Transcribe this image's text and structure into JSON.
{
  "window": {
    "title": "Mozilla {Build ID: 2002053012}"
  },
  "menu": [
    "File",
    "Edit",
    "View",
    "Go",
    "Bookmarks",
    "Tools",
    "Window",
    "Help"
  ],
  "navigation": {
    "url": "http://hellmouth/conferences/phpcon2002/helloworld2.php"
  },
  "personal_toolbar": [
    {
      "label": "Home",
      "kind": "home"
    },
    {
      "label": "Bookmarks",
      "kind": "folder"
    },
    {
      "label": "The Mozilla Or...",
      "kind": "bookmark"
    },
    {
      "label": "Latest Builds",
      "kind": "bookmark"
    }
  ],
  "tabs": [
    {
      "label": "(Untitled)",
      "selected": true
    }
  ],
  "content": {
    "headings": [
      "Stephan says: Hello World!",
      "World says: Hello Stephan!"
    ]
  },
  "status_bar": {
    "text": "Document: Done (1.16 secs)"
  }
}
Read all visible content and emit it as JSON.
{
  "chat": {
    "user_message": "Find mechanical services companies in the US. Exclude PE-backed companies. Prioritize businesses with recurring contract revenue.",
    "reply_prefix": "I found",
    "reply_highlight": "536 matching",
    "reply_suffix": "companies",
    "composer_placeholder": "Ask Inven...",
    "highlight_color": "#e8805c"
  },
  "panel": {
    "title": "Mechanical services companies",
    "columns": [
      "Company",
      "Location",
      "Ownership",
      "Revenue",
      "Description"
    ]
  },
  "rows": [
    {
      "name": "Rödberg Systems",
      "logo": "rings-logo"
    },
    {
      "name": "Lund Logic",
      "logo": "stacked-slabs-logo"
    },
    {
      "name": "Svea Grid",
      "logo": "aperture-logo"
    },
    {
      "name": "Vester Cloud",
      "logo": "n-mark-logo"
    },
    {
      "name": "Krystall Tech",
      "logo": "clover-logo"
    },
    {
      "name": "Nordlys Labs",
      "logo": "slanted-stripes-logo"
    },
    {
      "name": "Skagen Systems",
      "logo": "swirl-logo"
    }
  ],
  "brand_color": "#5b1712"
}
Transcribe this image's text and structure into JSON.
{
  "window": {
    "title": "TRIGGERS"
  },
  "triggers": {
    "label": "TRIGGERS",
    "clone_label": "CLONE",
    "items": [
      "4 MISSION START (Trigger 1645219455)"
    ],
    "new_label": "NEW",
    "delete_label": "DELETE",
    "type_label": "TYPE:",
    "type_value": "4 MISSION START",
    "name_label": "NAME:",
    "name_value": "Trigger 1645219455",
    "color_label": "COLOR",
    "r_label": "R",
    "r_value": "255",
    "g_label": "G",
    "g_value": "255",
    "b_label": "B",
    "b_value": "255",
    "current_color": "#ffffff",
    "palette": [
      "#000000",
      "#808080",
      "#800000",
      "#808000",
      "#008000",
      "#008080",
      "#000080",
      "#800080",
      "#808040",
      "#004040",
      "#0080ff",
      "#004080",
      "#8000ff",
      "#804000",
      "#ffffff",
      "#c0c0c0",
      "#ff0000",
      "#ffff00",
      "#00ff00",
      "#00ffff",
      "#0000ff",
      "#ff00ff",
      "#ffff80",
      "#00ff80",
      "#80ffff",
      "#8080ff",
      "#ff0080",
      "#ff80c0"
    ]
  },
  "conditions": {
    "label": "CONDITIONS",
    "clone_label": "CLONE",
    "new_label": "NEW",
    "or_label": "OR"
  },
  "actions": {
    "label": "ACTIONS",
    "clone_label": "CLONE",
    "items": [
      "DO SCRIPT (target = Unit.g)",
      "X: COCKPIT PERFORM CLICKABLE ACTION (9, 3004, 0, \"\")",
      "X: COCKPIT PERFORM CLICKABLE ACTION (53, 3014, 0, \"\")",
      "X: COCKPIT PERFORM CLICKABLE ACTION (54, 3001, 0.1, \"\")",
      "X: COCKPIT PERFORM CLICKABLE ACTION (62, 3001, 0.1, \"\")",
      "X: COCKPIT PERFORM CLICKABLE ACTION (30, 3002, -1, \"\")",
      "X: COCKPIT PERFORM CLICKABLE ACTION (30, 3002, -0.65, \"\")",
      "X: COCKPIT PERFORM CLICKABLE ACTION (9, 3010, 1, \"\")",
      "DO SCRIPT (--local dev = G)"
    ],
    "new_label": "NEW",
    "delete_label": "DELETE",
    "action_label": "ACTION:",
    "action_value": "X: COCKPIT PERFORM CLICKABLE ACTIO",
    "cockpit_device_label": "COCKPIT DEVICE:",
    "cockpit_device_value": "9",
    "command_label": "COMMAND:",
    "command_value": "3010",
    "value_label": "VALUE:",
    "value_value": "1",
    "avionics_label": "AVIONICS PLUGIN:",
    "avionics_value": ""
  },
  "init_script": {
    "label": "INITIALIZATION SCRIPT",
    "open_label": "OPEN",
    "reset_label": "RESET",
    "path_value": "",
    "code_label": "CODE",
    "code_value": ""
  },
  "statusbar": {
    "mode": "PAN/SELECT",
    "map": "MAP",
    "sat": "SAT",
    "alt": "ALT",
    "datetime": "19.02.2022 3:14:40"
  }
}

PROBLEM DESCRIPTION: Search the records for the word "companies" and copy every line where it occurs.

COMPLETED EXERCISE:
    "user_message": "Find mechanical services companies in the US. Exclude PE-backed companies. Prioritize businesses with recurring contract revenue.",
    "reply_suffix": "companies",
    "title": "Mechanical services companies",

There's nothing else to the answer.